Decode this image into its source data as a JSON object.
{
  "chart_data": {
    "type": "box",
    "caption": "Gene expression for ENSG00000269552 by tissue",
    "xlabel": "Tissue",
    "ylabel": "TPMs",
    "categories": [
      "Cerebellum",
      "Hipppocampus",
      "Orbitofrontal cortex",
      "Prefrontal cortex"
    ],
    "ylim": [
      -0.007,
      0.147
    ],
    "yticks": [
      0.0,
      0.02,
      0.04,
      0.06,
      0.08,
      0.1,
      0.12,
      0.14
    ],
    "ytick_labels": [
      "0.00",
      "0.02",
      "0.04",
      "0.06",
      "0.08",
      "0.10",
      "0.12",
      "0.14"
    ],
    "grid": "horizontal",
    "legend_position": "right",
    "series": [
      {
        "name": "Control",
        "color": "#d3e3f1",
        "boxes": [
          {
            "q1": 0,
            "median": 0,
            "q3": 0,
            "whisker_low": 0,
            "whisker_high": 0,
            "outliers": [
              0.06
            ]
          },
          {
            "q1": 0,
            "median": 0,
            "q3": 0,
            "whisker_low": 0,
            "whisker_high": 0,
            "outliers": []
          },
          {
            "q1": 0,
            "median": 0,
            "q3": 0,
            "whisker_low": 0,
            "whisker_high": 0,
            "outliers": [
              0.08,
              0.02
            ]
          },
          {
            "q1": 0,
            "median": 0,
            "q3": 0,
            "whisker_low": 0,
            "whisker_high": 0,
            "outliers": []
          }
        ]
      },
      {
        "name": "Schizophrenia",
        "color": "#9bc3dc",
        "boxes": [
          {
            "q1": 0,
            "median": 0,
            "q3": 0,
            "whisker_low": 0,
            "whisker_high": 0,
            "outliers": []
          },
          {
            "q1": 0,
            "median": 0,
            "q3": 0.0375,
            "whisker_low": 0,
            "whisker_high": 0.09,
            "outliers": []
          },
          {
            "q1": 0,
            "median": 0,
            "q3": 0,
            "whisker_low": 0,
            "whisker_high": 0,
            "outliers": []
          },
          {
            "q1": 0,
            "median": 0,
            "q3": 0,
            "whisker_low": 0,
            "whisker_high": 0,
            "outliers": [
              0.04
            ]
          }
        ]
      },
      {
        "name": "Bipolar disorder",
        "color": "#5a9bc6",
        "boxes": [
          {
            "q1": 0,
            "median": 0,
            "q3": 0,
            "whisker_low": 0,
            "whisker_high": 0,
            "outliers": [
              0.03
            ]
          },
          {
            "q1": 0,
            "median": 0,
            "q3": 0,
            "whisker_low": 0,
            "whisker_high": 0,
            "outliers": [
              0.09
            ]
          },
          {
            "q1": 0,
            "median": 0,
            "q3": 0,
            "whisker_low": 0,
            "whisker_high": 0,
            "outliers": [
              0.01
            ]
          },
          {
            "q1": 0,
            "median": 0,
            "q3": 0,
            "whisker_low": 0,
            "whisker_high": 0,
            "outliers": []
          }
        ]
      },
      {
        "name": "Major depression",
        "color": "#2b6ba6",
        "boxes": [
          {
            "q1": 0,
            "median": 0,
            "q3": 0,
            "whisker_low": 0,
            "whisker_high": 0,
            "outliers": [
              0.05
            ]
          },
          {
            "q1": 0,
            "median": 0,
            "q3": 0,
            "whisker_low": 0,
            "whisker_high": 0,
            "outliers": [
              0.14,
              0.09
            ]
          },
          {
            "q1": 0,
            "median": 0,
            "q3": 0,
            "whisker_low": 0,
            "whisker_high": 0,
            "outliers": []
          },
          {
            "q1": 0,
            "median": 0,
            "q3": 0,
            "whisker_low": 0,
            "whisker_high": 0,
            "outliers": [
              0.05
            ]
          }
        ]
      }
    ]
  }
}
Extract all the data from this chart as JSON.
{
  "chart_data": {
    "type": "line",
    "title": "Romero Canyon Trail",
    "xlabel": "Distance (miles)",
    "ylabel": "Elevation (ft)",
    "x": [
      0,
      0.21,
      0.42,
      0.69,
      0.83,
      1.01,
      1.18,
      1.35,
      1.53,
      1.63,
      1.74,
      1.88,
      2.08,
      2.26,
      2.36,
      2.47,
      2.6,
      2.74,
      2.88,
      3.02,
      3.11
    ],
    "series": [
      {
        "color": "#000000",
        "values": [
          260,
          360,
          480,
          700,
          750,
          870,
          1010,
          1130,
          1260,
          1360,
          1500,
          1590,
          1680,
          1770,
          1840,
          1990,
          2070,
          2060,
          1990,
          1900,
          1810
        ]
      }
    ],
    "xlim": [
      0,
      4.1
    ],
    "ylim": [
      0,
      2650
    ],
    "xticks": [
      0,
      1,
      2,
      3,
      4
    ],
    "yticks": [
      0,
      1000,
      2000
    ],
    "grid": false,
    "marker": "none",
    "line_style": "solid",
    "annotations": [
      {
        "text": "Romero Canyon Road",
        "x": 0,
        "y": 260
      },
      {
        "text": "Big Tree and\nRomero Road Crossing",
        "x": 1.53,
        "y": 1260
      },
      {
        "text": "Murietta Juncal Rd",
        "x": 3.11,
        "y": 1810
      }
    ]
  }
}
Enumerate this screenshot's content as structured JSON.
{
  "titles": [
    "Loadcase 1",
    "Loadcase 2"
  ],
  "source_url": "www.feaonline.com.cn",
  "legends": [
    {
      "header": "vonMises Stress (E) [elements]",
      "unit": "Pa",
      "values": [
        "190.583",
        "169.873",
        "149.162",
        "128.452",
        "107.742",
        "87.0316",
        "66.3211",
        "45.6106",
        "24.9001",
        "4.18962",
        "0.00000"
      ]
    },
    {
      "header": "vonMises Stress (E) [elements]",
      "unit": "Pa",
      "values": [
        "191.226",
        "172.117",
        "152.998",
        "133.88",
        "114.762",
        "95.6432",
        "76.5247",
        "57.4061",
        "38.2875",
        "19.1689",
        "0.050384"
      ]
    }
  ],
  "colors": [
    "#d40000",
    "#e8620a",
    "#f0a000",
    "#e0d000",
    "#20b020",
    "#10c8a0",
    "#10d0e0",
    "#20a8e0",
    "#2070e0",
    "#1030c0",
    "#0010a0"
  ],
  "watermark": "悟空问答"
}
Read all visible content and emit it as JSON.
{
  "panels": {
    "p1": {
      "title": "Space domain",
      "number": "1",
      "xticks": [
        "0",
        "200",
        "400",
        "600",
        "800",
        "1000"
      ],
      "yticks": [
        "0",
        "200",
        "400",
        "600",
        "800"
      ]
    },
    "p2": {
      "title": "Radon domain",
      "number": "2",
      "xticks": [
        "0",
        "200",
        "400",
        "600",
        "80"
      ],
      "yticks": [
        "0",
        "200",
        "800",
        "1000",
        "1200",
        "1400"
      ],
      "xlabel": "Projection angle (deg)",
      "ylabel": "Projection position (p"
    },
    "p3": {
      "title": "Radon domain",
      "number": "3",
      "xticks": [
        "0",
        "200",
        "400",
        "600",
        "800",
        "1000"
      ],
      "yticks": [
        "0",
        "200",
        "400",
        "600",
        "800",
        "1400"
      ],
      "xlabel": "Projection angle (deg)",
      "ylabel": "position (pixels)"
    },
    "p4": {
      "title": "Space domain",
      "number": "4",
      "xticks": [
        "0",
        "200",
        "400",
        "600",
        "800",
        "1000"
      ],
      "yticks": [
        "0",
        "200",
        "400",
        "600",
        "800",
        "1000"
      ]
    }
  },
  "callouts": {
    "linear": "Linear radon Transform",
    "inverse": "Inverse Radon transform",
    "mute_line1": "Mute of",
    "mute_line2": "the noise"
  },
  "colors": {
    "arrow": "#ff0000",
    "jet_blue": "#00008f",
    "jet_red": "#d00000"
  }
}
--- --- ---
_To be done_
Please repeat the listing exactly, with nothing left out.

_Response_
Decode this image into its source data as a JSON object.
{
  "chart_data": {
    "type": "box",
    "caption": "Gene expression for ENSG00000269552 by tissue",
    "xlabel": "Tissue",
    "ylabel": "TPMs",
    "categories": [
      "Cerebellum",
      "Hipppocampus",
      "Orbitofrontal cortex",
      "Prefrontal cortex"
    ],
    "ylim": [
      -0.007,
      0.147
    ],
    "yticks": [
      0.0,
      0.02,
      0.04,
      0.06,
      0.08,
      0.1,
      0.12,
      0.14
    ],
    "ytick_labels": [
      "0.00",
      "0.02",
      "0.04",
      "0.06",
      "0.08",
      "0.10",
      "0.12",
      "0.14"
    ],
    "grid": "horizontal",
    "legend_position": "right",
    "series": [
      {
        "name": "Control",
        "color": "#d3e3f1",
        "boxes": [
          {
            "q1": 0,
            "median": 0,
            "q3": 0,
            "whisker_low": 0,
            "whisker_high": 0,
            "outliers": [
              0.06
            ]
          },
          {
            "q1": 0,
            "median": 0,
            "q3": 0,
            "whisker_low": 0,
            "whisker_high": 0,
            "outliers": []
          },
          {
            "q1": 0,
            "median": 0,
            "q3": 0,
            "whisker_low": 0,
            "whisker_high": 0,
            "outliers": [
              0.08,
              0.02
            ]
          },
          {
            "q1": 0,
            "median": 0,
            "q3": 0,
            "whisker_low": 0,
            "whisker_high": 0,
            "outliers": []
          }
        ]
      },
      {
        "name": "Schizophrenia",
        "color": "#9bc3dc",
        "boxes": [
          {
            "q1": 0,
            "median": 0,
            "q3": 0,
            "whisker_low": 0,
            "whisker_high": 0,
            "outliers": []
          },
          {
            "q1": 0,
            "median": 0,
            "q3": 0.0375,
            "whisker_low": 0,
            "whisker_high": 0.09,
            "outliers": []
          },
          {
            "q1": 0,
            "median": 0,
            "q3": 0,
            "whisker_low": 0,
            "whisker_high": 0,
            "outliers": []
          },
          {
            "q1": 0,
            "median": 0,
            "q3": 0,
            "whisker_low": 0,
            "whisker_high": 0,
            "outliers": [
              0.04
            ]
          }
        ]
      },
      {
        "name": "Bipolar disorder",
        "color": "#5a9bc6",
        "boxes": [
          {
            "q1": 0,
            "median": 0,
            "q3": 0,
            "whisker_low": 0,
            "whisker_high": 0,
            "outliers": [
              0.03
            ]
          },
          {
            "q1": 0,
            "median": 0,
            "q3": 0,
            "whisker_low": 0,
            "whisker_high": 0,
            "outliers": [
              0.09
            ]
          },
          {
            "q1": 0,
            "median": 0,
            "q3": 0,
            "whisker_low": 0,
            "whisker_high": 0,
            "outliers": [
              0.01
            ]
          },
          {
            "q1": 0,
            "median": 0,
            "q3": 0,
            "whisker_low": 0,
            "whisker_high": 0,
            "outliers": []
          }
        ]
      },
      {
        "name": "Major depression",
        "color": "#2b6ba6",
        "boxes": [
          {
            "q1": 0,
            "median": 0,
            "q3": 0,
            "whisker_low": 0,
            "whisker_high": 0,
            "outliers": [
              0.05
            ]
          },
          {
            "q1": 0,
            "median": 0,
            "q3": 0,
            "whisker_low": 0,
            "whisker_high": 0,
            "outliers": [
              0.14,
              0.09
            ]
          },
          {
            "q1": 0,
            "median": 0,
            "q3": 0,
            "whisker_low": 0,
            "whisker_high": 0,
            "outliers": []
          },
          {
            "q1": 0,
            "median": 0,
            "q3": 0,
            "whisker_low": 0,
            "whisker_high": 0,
            "outliers": [
              0.05
            ]
          }
        ]
      }
    ]
  }
}
Extract all the data from this chart as JSON.
{
  "chart_data": {
    "type": "line",
    "title": "Romero Canyon Trail",
    "xlabel": "Distance (miles)",
    "ylabel": "Elevation (ft)",
    "x": [
      0,
      0.21,
      0.42,
      0.69,
      0.83,
      1.01,
      1.18,
      1.35,
      1.53,
      1.63,
      1.74,
      1.88,
      2.08,
      2.26,
      2.36,
      2.47,
      2.6,
      2.74,
      2.88,
      3.02,
      3.11
    ],
    "series": [
      {
        "color": "#000000",
        "values": [
          260,
          360,
          480,
          700,
          750,
          870,
          1010,
          1130,
          1260,
          1360,
          1500,
          1590,
          1680,
          1770,
          1840,
          1990,
          2070,
          2060,
          1990,
          1900,
          1810
        ]
      }
    ],
    "xlim": [
      0,
      4.1
    ],
    "ylim": [
      0,
      2650
    ],
    "xticks": [
      0,
      1,
      2,
      3,
      4
    ],
    "yticks": [
      0,
      1000,
      2000
    ],
    "grid": false,
    "marker": "none",
    "line_style": "solid",
    "annotations": [
      {
        "text": "Romero Canyon Road",
        "x": 0,
        "y": 260
      },
      {
        "text": "Big Tree and\nRomero Road Crossing",
        "x": 1.53,
        "y": 1260
      },
      {
        "text": "Murietta Juncal Rd",
        "x": 3.11,
        "y": 1810
      }
    ]
  }
}
Enumerate this screenshot's content as structured JSON.
{
  "titles": [
    "Loadcase 1",
    "Loadcase 2"
  ],
  "source_url": "www.feaonline.com.cn",
  "legends": [
    {
      "header": "vonMises Stress (E) [elements]",
      "unit": "Pa",
      "values": [
        "190.583",
        "169.873",
        "149.162",
        "128.452",
        "107.742",
        "87.0316",
        "66.3211",
        "45.6106",
        "24.9001",
        "4.18962",
        "0.00000"
      ]
    },
    {
      "header": "vonMises Stress (E) [elements]",
      "unit": "Pa",
      "values": [
        "191.226",
        "172.117",
        "152.998",
        "133.88",
        "114.762",
        "95.6432",
        "76.5247",
        "57.4061",
        "38.2875",
        "19.1689",
        "0.050384"
      ]
    }
  ],
  "colors": [
    "#d40000",
    "#e8620a",
    "#f0a000",
    "#e0d000",
    "#20b020",
    "#10c8a0",
    "#10d0e0",
    "#20a8e0",
    "#2070e0",
    "#1030c0",
    "#0010a0"
  ],
  "watermark": "悟空问答"
}
Read all visible content and emit it as JSON.
{
  "panels": {
    "p1": {
      "title": "Space domain",
      "number": "1",
      "xticks": [
        "0",
        "200",
        "400",
        "600",
        "800",
        "1000"
      ],
      "yticks": [
        "0",
        "200",
        "400",
        "600",
        "800"
      ]
    },
    "p2": {
      "title": "Radon domain",
      "number": "2",
      "xticks": [
        "0",
        "200",
        "400",
        "600",
        "80"
      ],
      "yticks": [
        "0",
        "200",
        "800",
        "1000",
        "1200",
        "1400"
      ],
      "xlabel": "Projection angle (deg)",
      "ylabel": "Projection position (p"
    },
    "p3": {
      "title": "Radon domain",
      "number": "3",
      "xticks": [
        "0",
        "200",
        "400",
        "600",
        "800",
        "1000"
      ],
      "yticks": [
        "0",
        "200",
        "400",
        "600",
        "800",
        "1400"
      ],
      "xlabel": "Projection angle (deg)",
      "ylabel": "position (pixels)"
    },
    "p4": {
      "title": "Space domain",
      "number": "4",
      "xticks": [
        "0",
        "200",
        "400",
        "600",
        "800",
        "1000"
      ],
      "yticks": [
        "0",
        "200",
        "400",
        "600",
        "800",
        "1000"
      ]
    }
  },
  "callouts": {
    "linear": "Linear radon Transform",
    "inverse": "Inverse Radon transform",
    "mute_line1": "Mute of",
    "mute_line2": "the noise"
  },
  "colors": {
    "arrow": "#ff0000",
    "jet_blue": "#00008f",
    "jet_red": "#d00000"
  }
}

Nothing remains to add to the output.